▶ [Task to carry out]: Quote every line of the data below as it stands, omitting pictures.

»»

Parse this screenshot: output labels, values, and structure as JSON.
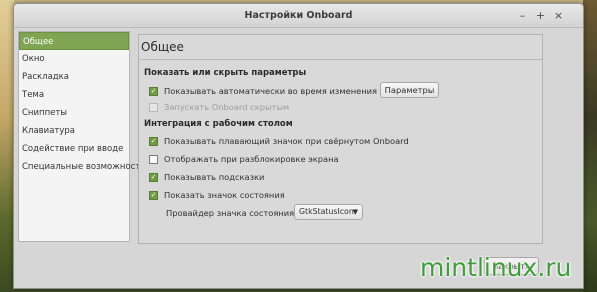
{
  "window": {
    "title": "Настройки Onboard",
    "controls": {
      "minimize": "–",
      "maximize": "+",
      "close": "×"
    }
  },
  "sidebar": {
    "items": [
      {
        "label": "Общее",
        "active": true
      },
      {
        "label": "Окно",
        "active": false
      },
      {
        "label": "Раскладка",
        "active": false
      },
      {
        "label": "Тема",
        "active": false
      },
      {
        "label": "Сниппеты",
        "active": false
      },
      {
        "label": "Клавиатура",
        "active": false
      },
      {
        "label": "Содействие при вводе",
        "active": false
      },
      {
        "label": "Специальные возможности",
        "active": false
      }
    ]
  },
  "main": {
    "title": "Общее",
    "show_hide_section": {
      "heading": "Показать или скрыть параметры",
      "auto_show": {
        "label": "Показывать автоматически во время изменения текста",
        "checked": true,
        "enabled": true
      },
      "start_hidden": {
        "label": "Запускать Onboard скрытым",
        "checked": false,
        "enabled": false
      },
      "params_button": "Параметры"
    },
    "desktop_section": {
      "heading": "Интеграция с рабочим столом",
      "floating_icon": {
        "label": "Показывать плавающий значок при свёрнутом Onboard",
        "checked": true
      },
      "show_on_unlock": {
        "label": "Отображать при разблокировке экрана",
        "checked": false
      },
      "show_tooltips": {
        "label": "Показывать подсказки",
        "checked": true
      },
      "show_status_icon": {
        "label": "Показать значок состояния",
        "checked": true
      },
      "provider_label": "Провайдер значка состояния:",
      "provider_value": "GtkStatusIcon"
    }
  },
  "footer": {
    "close_button": "Закрыть"
  },
  "watermark": "mintlinux.ru",
  "colors": {
    "accent": "#7fa553",
    "checkbox_on": "#6f9d3f",
    "watermark": "#3f9d3a"
  }
}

««

▶ [Task result]:
Parse this screenshot: output labels, values, and structure as JSON.
{
  "window": {
    "title": "Настройки Onboard",
    "controls": {
      "minimize": "–",
      "maximize": "+",
      "close": "×"
    }
  },
  "sidebar": {
    "items": [
      {
        "label": "Общее",
        "active": true
      },
      {
        "label": "Окно",
        "active": false
      },
      {
        "label": "Раскладка",
        "active": false
      },
      {
        "label": "Тема",
        "active": false
      },
      {
        "label": "Сниппеты",
        "active": false
      },
      {
        "label": "Клавиатура",
        "active": false
      },
      {
        "label": "Содействие при вводе",
        "active": false
      },
      {
        "label": "Специальные возможности",
        "active": false
      }
    ]
  },
  "main": {
    "title": "Общее",
    "show_hide_section": {
      "heading": "Показать или скрыть параметры",
      "auto_show": {
        "label": "Показывать автоматически во время изменения текста",
        "checked": true,
        "enabled": true
      },
      "start_hidden": {
        "label": "Запускать Onboard скрытым",
        "checked": false,
        "enabled": false
      },
      "params_button": "Параметры"
    },
    "desktop_section": {
      "heading": "Интеграция с рабочим столом",
      "floating_icon": {
        "label": "Показывать плавающий значок при свёрнутом Onboard",
        "checked": true
      },
      "show_on_unlock": {
        "label": "Отображать при разблокировке экрана",
        "checked": false
      },
      "show_tooltips": {
        "label": "Показывать подсказки",
        "checked": true
      },
      "show_status_icon": {
        "label": "Показать значок состояния",
        "checked": true
      },
      "provider_label": "Провайдер значка состояния:",
      "provider_value": "GtkStatusIcon"
    }
  },
  "footer": {
    "close_button": "Закрыть"
  },
  "watermark": "mintlinux.ru",
  "colors": {
    "accent": "#7fa553",
    "checkbox_on": "#6f9d3f",
    "watermark": "#3f9d3a"
  }
}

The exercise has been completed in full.